### Problem to solve
Under this task are some entries; return every one of them exactly.

### Data entries

####

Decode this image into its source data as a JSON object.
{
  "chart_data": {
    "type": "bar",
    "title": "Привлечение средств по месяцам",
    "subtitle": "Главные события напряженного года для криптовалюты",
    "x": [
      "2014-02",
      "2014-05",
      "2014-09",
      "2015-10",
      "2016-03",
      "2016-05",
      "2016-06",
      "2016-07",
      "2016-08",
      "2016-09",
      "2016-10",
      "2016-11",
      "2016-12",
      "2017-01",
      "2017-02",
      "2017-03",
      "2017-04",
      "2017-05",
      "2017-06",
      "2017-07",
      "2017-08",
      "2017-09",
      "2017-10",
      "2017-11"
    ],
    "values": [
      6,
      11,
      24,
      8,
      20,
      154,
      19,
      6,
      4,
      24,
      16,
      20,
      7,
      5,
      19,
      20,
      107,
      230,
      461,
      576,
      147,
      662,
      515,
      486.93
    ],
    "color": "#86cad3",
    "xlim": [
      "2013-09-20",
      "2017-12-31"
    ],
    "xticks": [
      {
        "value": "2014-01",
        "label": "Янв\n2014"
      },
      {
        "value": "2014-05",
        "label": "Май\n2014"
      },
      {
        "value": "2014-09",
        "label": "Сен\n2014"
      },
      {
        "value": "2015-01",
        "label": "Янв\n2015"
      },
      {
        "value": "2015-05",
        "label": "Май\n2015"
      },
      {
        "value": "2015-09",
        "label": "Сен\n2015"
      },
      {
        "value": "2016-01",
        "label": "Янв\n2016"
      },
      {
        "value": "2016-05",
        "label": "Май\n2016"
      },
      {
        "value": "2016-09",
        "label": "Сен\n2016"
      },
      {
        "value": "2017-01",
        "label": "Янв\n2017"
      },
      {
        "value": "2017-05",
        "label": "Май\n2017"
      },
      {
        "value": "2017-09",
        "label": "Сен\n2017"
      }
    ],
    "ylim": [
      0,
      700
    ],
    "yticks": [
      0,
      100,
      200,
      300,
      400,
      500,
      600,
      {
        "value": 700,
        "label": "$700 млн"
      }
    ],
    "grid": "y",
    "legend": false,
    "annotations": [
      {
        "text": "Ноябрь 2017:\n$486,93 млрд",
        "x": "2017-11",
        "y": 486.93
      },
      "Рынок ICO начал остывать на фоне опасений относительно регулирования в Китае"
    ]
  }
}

####

### Solution to the problem
Decode this image into its source data as a JSON object.
{
  "chart_data": {
    "type": "bar",
    "title": "Привлечение средств по месяцам",
    "subtitle": "Главные события напряженного года для криптовалюты",
    "x": [
      "2014-02",
      "2014-05",
      "2014-09",
      "2015-10",
      "2016-03",
      "2016-05",
      "2016-06",
      "2016-07",
      "2016-08",
      "2016-09",
      "2016-10",
      "2016-11",
      "2016-12",
      "2017-01",
      "2017-02",
      "2017-03",
      "2017-04",
      "2017-05",
      "2017-06",
      "2017-07",
      "2017-08",
      "2017-09",
      "2017-10",
      "2017-11"
    ],
    "values": [
      6,
      11,
      24,
      8,
      20,
      154,
      19,
      6,
      4,
      24,
      16,
      20,
      7,
      5,
      19,
      20,
      107,
      230,
      461,
      576,
      147,
      662,
      515,
      486.93
    ],
    "color": "#86cad3",
    "xlim": [
      "2013-09-20",
      "2017-12-31"
    ],
    "xticks": [
      {
        "value": "2014-01",
        "label": "Янв\n2014"
      },
      {
        "value": "2014-05",
        "label": "Май\n2014"
      },
      {
        "value": "2014-09",
        "label": "Сен\n2014"
      },
      {
        "value": "2015-01",
        "label": "Янв\n2015"
      },
      {
        "value": "2015-05",
        "label": "Май\n2015"
      },
      {
        "value": "2015-09",
        "label": "Сен\n2015"
      },
      {
        "value": "2016-01",
        "label": "Янв\n2016"
      },
      {
        "value": "2016-05",
        "label": "Май\n2016"
      },
      {
        "value": "2016-09",
        "label": "Сен\n2016"
      },
      {
        "value": "2017-01",
        "label": "Янв\n2017"
      },
      {
        "value": "2017-05",
        "label": "Май\n2017"
      },
      {
        "value": "2017-09",
        "label": "Сен\n2017"
      }
    ],
    "ylim": [
      0,
      700
    ],
    "yticks": [
      0,
      100,
      200,
      300,
      400,
      500,
      600,
      {
        "value": 700,
        "label": "$700 млн"
      }
    ],
    "grid": "y",
    "legend": false,
    "annotations": [
      {
        "text": "Ноябрь 2017:\n$486,93 млрд",
        "x": "2017-11",
        "y": 486.93
      },
      "Рынок ICO начал остывать на фоне опасений относительно регулирования в Китае"
    ]
  }
}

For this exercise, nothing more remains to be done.